WHAT THIS TASK INVOLVES:
Write out all of the entries exactly as given.

▬▬▬

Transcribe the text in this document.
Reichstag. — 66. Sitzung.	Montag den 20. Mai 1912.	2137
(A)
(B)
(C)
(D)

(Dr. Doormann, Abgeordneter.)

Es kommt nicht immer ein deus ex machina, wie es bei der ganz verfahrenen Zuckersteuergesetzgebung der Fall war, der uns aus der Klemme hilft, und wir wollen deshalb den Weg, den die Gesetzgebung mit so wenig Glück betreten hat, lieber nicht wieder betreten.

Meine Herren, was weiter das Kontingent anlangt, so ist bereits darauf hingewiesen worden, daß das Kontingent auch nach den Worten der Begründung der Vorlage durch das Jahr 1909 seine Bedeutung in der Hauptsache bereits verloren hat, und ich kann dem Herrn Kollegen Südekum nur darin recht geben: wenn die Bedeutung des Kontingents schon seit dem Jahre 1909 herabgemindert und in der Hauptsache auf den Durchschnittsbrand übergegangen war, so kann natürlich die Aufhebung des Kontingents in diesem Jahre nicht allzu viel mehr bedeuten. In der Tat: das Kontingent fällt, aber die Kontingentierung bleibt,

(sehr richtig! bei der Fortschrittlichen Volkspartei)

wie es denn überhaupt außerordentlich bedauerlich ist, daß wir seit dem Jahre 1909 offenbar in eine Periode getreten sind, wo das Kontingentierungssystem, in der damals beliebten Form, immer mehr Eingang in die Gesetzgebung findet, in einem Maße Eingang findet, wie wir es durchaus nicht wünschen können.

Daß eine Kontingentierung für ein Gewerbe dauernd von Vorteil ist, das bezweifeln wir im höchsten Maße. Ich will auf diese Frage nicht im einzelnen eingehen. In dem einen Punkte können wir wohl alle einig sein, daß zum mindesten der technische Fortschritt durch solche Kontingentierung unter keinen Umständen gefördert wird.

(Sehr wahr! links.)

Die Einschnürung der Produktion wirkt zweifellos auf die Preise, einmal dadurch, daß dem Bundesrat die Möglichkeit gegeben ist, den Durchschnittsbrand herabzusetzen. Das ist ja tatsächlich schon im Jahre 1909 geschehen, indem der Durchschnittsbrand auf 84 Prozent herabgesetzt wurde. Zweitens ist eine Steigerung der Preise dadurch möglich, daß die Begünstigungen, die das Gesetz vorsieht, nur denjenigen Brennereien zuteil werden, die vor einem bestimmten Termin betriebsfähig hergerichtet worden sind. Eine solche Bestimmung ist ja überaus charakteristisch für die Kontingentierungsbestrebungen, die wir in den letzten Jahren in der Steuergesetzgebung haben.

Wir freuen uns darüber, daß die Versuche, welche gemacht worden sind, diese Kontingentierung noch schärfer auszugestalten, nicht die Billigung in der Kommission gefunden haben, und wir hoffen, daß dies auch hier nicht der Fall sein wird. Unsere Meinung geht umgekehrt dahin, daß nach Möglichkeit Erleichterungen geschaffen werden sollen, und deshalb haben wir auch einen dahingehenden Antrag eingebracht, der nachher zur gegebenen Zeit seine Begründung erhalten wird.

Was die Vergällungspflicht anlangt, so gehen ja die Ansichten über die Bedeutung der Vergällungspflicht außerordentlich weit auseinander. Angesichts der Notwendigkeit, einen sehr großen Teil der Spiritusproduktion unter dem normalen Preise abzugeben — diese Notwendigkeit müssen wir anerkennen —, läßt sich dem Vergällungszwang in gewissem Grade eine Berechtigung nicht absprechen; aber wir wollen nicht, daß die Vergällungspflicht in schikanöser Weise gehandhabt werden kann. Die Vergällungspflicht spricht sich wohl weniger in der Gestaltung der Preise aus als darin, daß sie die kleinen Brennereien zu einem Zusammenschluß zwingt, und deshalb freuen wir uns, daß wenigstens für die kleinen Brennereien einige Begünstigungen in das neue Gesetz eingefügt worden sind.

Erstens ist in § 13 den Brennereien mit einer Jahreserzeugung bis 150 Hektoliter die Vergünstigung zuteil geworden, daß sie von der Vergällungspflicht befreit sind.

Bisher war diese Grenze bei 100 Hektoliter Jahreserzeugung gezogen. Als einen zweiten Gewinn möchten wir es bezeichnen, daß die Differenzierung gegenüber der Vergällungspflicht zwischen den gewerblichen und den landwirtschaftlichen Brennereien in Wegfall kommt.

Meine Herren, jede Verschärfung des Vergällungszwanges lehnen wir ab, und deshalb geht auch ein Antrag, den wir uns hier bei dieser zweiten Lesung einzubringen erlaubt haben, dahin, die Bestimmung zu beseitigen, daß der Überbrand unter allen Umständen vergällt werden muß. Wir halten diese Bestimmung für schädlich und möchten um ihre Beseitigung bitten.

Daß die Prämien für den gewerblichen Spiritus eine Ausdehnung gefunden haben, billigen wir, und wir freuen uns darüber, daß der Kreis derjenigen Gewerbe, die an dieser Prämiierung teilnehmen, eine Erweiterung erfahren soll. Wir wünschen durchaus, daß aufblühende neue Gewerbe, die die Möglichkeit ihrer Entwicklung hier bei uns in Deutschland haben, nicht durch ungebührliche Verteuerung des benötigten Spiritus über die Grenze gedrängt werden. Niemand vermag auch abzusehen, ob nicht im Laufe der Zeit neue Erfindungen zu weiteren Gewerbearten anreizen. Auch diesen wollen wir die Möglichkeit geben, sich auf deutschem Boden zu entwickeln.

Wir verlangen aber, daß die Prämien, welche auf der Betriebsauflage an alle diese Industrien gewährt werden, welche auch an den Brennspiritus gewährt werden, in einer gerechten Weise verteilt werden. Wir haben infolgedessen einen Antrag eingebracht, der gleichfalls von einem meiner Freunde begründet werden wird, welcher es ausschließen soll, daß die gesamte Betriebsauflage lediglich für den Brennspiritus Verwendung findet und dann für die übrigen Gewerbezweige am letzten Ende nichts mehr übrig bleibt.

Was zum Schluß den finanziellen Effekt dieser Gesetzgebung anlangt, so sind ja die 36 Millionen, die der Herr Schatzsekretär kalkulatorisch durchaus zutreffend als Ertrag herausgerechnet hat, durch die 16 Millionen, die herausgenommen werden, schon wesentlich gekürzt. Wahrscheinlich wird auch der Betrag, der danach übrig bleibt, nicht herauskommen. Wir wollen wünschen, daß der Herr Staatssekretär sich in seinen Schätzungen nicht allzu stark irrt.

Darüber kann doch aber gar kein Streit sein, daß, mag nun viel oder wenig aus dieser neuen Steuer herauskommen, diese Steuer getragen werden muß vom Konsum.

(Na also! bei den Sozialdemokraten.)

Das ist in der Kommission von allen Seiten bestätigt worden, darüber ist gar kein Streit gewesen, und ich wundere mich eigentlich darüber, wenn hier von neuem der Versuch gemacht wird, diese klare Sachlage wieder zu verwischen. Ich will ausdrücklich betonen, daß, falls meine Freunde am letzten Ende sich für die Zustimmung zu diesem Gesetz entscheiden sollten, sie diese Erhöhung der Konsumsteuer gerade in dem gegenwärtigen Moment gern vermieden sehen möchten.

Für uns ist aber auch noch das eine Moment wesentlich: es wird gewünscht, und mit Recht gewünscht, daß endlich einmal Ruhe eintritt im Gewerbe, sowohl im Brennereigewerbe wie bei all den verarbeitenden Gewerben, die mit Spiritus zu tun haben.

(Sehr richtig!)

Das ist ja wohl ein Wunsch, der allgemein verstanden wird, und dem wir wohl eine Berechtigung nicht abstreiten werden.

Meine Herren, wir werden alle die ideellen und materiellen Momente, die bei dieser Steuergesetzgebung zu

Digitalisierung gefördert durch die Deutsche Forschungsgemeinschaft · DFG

▬▬▬

OUTPUT FOR THIS TASK:
Transcribe the text in this document.
Reichstag. — 66. Sitzung.	Montag den 20. Mai 1912.	2137
(A)
(B)
(C)
(D)

(Dr. Doormann, Abgeordneter.)

Es kommt nicht immer ein deus ex machina, wie es bei der ganz verfahrenen Zuckersteuergesetzgebung der Fall war, der uns aus der Klemme hilft, und wir wollen deshalb den Weg, den die Gesetzgebung mit so wenig Glück betreten hat, lieber nicht wieder betreten.

Meine Herren, was weiter das Kontingent anlangt, so ist bereits darauf hingewiesen worden, daß das Kontingent auch nach den Worten der Begründung der Vorlage durch das Jahr 1909 seine Bedeutung in der Hauptsache bereits verloren hat, und ich kann dem Herrn Kollegen Südekum nur darin recht geben: wenn die Bedeutung des Kontingents schon seit dem Jahre 1909 herabgemindert und in der Hauptsache auf den Durchschnittsbrand übergegangen war, so kann natürlich die Aufhebung des Kontingents in diesem Jahre nicht allzu viel mehr bedeuten. In der Tat: das Kontingent fällt, aber die Kontingentierung bleibt,

(sehr richtig! bei der Fortschrittlichen Volkspartei)

wie es denn überhaupt außerordentlich bedauerlich ist, daß wir seit dem Jahre 1909 offenbar in eine Periode getreten sind, wo das Kontingentierungssystem, in der damals beliebten Form, immer mehr Eingang in die Gesetzgebung findet, in einem Maße Eingang findet, wie wir es durchaus nicht wünschen können.

Daß eine Kontingentierung für ein Gewerbe dauernd von Vorteil ist, das bezweifeln wir im höchsten Maße. Ich will auf diese Frage nicht im einzelnen eingehen. In dem einen Punkte können wir wohl alle einig sein, daß zum mindesten der technische Fortschritt durch solche Kontingentierung unter keinen Umständen gefördert wird.

(Sehr wahr! links.)

Die Einschnürung der Produktion wirkt zweifellos auf die Preise, einmal dadurch, daß dem Bundesrat die Möglichkeit gegeben ist, den Durchschnittsbrand herabzusetzen. Das ist ja tatsächlich schon im Jahre 1909 geschehen, indem der Durchschnittsbrand auf 84 Prozent herabgesetzt wurde. Zweitens ist eine Steigerung der Preise dadurch möglich, daß die Begünstigungen, die das Gesetz vorsieht, nur denjenigen Brennereien zuteil werden, die vor einem bestimmten Termin betriebsfähig hergerichtet worden sind. Eine solche Bestimmung ist ja überaus charakteristisch für die Kontingentierungsbestrebungen, die wir in den letzten Jahren in der Steuergesetzgebung haben.

Wir freuen uns darüber, daß die Versuche, welche gemacht worden sind, diese Kontingentierung noch schärfer auszugestalten, nicht die Billigung in der Kommission gefunden haben, und wir hoffen, daß dies auch hier nicht der Fall sein wird. Unsere Meinung geht umgekehrt dahin, daß nach Möglichkeit Erleichterungen geschaffen werden sollen, und deshalb haben wir auch einen dahingehenden Antrag eingebracht, der nachher zur gegebenen Zeit seine Begründung erhalten wird.

Was die Vergällungspflicht anlangt, so gehen ja die Ansichten über die Bedeutung der Vergällungspflicht außerordentlich weit auseinander. Angesichts der Notwendigkeit, einen sehr großen Teil der Spiritusproduktion unter dem normalen Preise abzugeben — diese Notwendigkeit müssen wir anerkennen —, läßt sich dem Vergällungszwang in gewissem Grade eine Berechtigung nicht absprechen; aber wir wollen nicht, daß die Vergällungspflicht in schikanöser Weise gehandhabt werden kann. Die Vergällungspflicht spricht sich wohl weniger in der Gestaltung der Preise aus als darin, daß sie die kleinen Brennereien zu einem Zusammenschluß zwingt, und deshalb freuen wir uns, daß wenigstens für die kleinen Brennereien einige Begünstigungen in das neue Gesetz eingefügt worden sind.

Erstens ist in § 13 den Brennereien mit einer Jahreserzeugung bis 150 Hektoliter die Vergünstigung zuteil geworden, daß sie von der Vergällungspflicht befreit sind.

Bisher war diese Grenze bei 100 Hektoliter Jahreserzeugung gezogen. Als einen zweiten Gewinn möchten wir es bezeichnen, daß die Differenzierung gegenüber der Vergällungspflicht zwischen den gewerblichen und den landwirtschaftlichen Brennereien in Wegfall kommt.

Meine Herren, jede Verschärfung des Vergällungszwanges lehnen wir ab, und deshalb geht auch ein Antrag, den wir uns hier bei dieser zweiten Lesung einzubringen erlaubt haben, dahin, die Bestimmung zu beseitigen, daß der Überbrand unter allen Umständen vergällt werden muß. Wir halten diese Bestimmung für schädlich und möchten um ihre Beseitigung bitten.

Daß die Prämien für den gewerblichen Spiritus eine Ausdehnung gefunden haben, billigen wir, und wir freuen uns darüber, daß der Kreis derjenigen Gewerbe, die an dieser Prämiierung teilnehmen, eine Erweiterung erfahren soll. Wir wünschen durchaus, daß aufblühende neue Gewerbe, die die Möglichkeit ihrer Entwicklung hier bei uns in Deutschland haben, nicht durch ungebührliche Verteuerung des benötigten Spiritus über die Grenze gedrängt werden. Niemand vermag auch abzusehen, ob nicht im Laufe der Zeit neue Erfindungen zu weiteren Gewerbearten anreizen. Auch diesen wollen wir die Möglichkeit geben, sich auf deutschem Boden zu entwickeln.

Wir verlangen aber, daß die Prämien, welche auf der Betriebsauflage an alle diese Industrien gewährt werden, welche auch an den Brennspiritus gewährt werden, in einer gerechten Weise verteilt werden. Wir haben infolgedessen einen Antrag eingebracht, der gleichfalls von einem meiner Freunde begründet werden wird, welcher es ausschließen soll, daß die gesamte Betriebsauflage lediglich für den Brennspiritus Verwendung findet und dann für die übrigen Gewerbezweige am letzten Ende nichts mehr übrig bleibt.

Was zum Schluß den finanziellen Effekt dieser Gesetzgebung anlangt, so sind ja die 36 Millionen, die der Herr Schatzsekretär kalkulatorisch durchaus zutreffend als Ertrag herausgerechnet hat, durch die 16 Millionen, die herausgenommen werden, schon wesentlich gekürzt. Wahrscheinlich wird auch der Betrag, der danach übrig bleibt, nicht herauskommen. Wir wollen wünschen, daß der Herr Staatssekretär sich in seinen Schätzungen nicht allzu stark irrt.

Darüber kann doch aber gar kein Streit sein, daß, mag nun viel oder wenig aus dieser neuen Steuer herauskommen, diese Steuer getragen werden muß vom Konsum.

(Na also! bei den Sozialdemokraten.)

Das ist in der Kommission von allen Seiten bestätigt worden, darüber ist gar kein Streit gewesen, und ich wundere mich eigentlich darüber, wenn hier von neuem der Versuch gemacht wird, diese klare Sachlage wieder zu verwischen. Ich will ausdrücklich betonen, daß, falls meine Freunde am letzten Ende sich für die Zustimmung zu diesem Gesetz entscheiden sollten, sie diese Erhöhung der Konsumsteuer gerade in dem gegenwärtigen Moment gern vermieden sehen möchten.

Für uns ist aber auch noch das eine Moment wesentlich: es wird gewünscht, und mit Recht gewünscht, daß endlich einmal Ruhe eintritt im Gewerbe, sowohl im Brennereigewerbe wie bei all den verarbeitenden Gewerben, die mit Spiritus zu tun haben.

(Sehr richtig!)

Das ist ja wohl ein Wunsch, der allgemein verstanden wird, und dem wir wohl eine Berechtigung nicht abstreiten werden.

Meine Herren, wir werden alle die ideellen und materiellen Momente, die bei dieser Steuergesetzgebung zu

Digitalisierung gefördert durch die Deutsche Forschungsgemeinschaft · DFG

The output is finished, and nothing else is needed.